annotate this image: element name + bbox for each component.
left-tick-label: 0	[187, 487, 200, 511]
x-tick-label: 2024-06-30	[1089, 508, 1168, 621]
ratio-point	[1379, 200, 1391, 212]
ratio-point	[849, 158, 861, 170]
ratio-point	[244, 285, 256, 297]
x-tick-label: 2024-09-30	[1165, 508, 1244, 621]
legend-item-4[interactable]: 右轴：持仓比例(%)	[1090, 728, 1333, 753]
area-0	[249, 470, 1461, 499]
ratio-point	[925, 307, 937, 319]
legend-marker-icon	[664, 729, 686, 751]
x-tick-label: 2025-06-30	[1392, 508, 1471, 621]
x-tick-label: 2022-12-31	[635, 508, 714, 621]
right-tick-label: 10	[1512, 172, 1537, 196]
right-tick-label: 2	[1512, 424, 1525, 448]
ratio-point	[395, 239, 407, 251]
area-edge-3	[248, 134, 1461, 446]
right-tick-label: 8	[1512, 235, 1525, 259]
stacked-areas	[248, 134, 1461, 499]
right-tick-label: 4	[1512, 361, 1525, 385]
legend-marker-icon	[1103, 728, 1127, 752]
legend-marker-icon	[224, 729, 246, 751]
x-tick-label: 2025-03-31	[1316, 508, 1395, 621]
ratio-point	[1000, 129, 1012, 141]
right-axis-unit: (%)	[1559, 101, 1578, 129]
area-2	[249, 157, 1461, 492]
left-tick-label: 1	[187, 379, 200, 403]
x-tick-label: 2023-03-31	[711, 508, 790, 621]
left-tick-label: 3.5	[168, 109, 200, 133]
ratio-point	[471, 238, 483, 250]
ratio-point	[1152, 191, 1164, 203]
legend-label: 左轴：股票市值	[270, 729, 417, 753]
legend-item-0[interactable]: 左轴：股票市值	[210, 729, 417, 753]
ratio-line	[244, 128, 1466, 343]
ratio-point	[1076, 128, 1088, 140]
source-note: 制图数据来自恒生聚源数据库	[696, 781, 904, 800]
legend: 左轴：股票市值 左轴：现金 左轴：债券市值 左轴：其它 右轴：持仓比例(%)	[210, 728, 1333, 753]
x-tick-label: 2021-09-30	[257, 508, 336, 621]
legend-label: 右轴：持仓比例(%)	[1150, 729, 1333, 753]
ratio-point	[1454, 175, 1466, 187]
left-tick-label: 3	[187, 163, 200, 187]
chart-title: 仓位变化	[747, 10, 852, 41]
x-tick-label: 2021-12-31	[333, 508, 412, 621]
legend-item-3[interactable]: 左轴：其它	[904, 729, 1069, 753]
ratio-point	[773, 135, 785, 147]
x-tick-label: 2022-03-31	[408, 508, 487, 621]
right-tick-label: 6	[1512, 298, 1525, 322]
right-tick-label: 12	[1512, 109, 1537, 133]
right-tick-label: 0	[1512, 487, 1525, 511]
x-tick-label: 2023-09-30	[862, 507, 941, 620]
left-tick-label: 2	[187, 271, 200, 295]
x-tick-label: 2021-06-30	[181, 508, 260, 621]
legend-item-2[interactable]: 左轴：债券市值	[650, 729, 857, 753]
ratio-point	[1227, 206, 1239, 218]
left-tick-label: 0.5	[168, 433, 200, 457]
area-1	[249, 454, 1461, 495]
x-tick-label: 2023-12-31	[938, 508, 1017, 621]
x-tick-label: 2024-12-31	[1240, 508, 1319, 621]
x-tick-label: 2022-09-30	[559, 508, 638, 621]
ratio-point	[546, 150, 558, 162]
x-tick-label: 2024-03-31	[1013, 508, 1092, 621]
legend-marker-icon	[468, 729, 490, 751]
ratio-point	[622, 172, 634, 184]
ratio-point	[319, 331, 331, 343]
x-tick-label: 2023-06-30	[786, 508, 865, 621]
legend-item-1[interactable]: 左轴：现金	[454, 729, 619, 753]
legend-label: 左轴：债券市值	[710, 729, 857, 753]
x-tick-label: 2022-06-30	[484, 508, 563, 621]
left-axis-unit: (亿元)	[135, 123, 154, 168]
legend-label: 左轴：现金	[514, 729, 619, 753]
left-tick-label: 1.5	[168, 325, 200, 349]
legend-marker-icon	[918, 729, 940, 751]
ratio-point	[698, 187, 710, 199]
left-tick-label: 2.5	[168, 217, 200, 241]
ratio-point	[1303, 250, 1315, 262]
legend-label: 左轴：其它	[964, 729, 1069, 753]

* * * * * * *

■ SET PROBLEM ■
Reproduce every line of the records above without any changes.

■ RESPONSE ■
annotate this image: element name + bbox for each component.
left-tick-label: 0	[187, 487, 200, 511]
x-tick-label: 2024-06-30	[1089, 508, 1168, 621]
ratio-point	[1379, 200, 1391, 212]
ratio-point	[849, 158, 861, 170]
ratio-point	[244, 285, 256, 297]
x-tick-label: 2024-09-30	[1165, 508, 1244, 621]
legend-item-4[interactable]: 右轴：持仓比例(%)	[1090, 728, 1333, 753]
area-0	[249, 470, 1461, 499]
ratio-point	[925, 307, 937, 319]
legend-marker-icon	[664, 729, 686, 751]
x-tick-label: 2025-06-30	[1392, 508, 1471, 621]
x-tick-label: 2022-12-31	[635, 508, 714, 621]
right-tick-label: 10	[1512, 172, 1537, 196]
right-tick-label: 2	[1512, 424, 1525, 448]
ratio-point	[395, 239, 407, 251]
area-edge-3	[248, 134, 1461, 446]
right-tick-label: 8	[1512, 235, 1525, 259]
stacked-areas	[248, 134, 1461, 499]
right-tick-label: 4	[1512, 361, 1525, 385]
legend-marker-icon	[1103, 728, 1127, 752]
legend-marker-icon	[224, 729, 246, 751]
x-tick-label: 2025-03-31	[1316, 508, 1395, 621]
ratio-point	[1000, 129, 1012, 141]
right-axis-unit: (%)	[1559, 101, 1578, 129]
area-2	[249, 157, 1461, 492]
left-tick-label: 1	[187, 379, 200, 403]
x-tick-label: 2023-03-31	[711, 508, 790, 621]
left-tick-label: 3.5	[168, 109, 200, 133]
ratio-point	[471, 238, 483, 250]
ratio-point	[1152, 191, 1164, 203]
legend-label: 左轴：股票市值	[270, 729, 417, 753]
legend-item-0[interactable]: 左轴：股票市值	[210, 729, 417, 753]
ratio-line	[244, 128, 1466, 343]
ratio-point	[1076, 128, 1088, 140]
source-note: 制图数据来自恒生聚源数据库	[696, 781, 904, 800]
legend: 左轴：股票市值 左轴：现金 左轴：债券市值 左轴：其它 右轴：持仓比例(%)	[210, 728, 1333, 753]
x-tick-label: 2021-09-30	[257, 508, 336, 621]
legend-label: 右轴：持仓比例(%)	[1150, 729, 1333, 753]
ratio-point	[1454, 175, 1466, 187]
left-tick-label: 3	[187, 163, 200, 187]
chart-title: 仓位变化	[747, 10, 852, 41]
x-tick-label: 2021-12-31	[333, 508, 412, 621]
legend-item-3[interactable]: 左轴：其它	[904, 729, 1069, 753]
ratio-point	[773, 135, 785, 147]
x-tick-label: 2022-03-31	[408, 508, 487, 621]
right-tick-label: 6	[1512, 298, 1525, 322]
right-tick-label: 12	[1512, 109, 1537, 133]
right-tick-label: 0	[1512, 487, 1525, 511]
x-tick-label: 2023-09-30	[862, 507, 941, 620]
left-tick-label: 2	[187, 271, 200, 295]
x-tick-label: 2021-06-30	[181, 508, 260, 621]
legend-item-2[interactable]: 左轴：债券市值	[650, 729, 857, 753]
ratio-point	[1227, 206, 1239, 218]
left-tick-label: 0.5	[168, 433, 200, 457]
area-1	[249, 454, 1461, 495]
x-tick-label: 2023-12-31	[938, 508, 1017, 621]
x-tick-label: 2024-12-31	[1240, 508, 1319, 621]
x-tick-label: 2022-09-30	[559, 508, 638, 621]
ratio-point	[546, 150, 558, 162]
x-tick-label: 2024-03-31	[1013, 508, 1092, 621]
legend-marker-icon	[468, 729, 490, 751]
ratio-point	[622, 172, 634, 184]
ratio-point	[319, 331, 331, 343]
x-tick-label: 2023-06-30	[786, 508, 865, 621]
legend-item-1[interactable]: 左轴：现金	[454, 729, 619, 753]
legend-label: 左轴：债券市值	[710, 729, 857, 753]
x-tick-label: 2022-06-30	[484, 508, 563, 621]
left-axis-unit: (亿元)	[135, 123, 154, 168]
legend-label: 左轴：现金	[514, 729, 619, 753]
left-tick-label: 1.5	[168, 325, 200, 349]
legend-marker-icon	[918, 729, 940, 751]
ratio-point	[698, 187, 710, 199]
left-tick-label: 2.5	[168, 217, 200, 241]
ratio-point	[1303, 250, 1315, 262]
legend-label: 左轴：其它	[964, 729, 1069, 753]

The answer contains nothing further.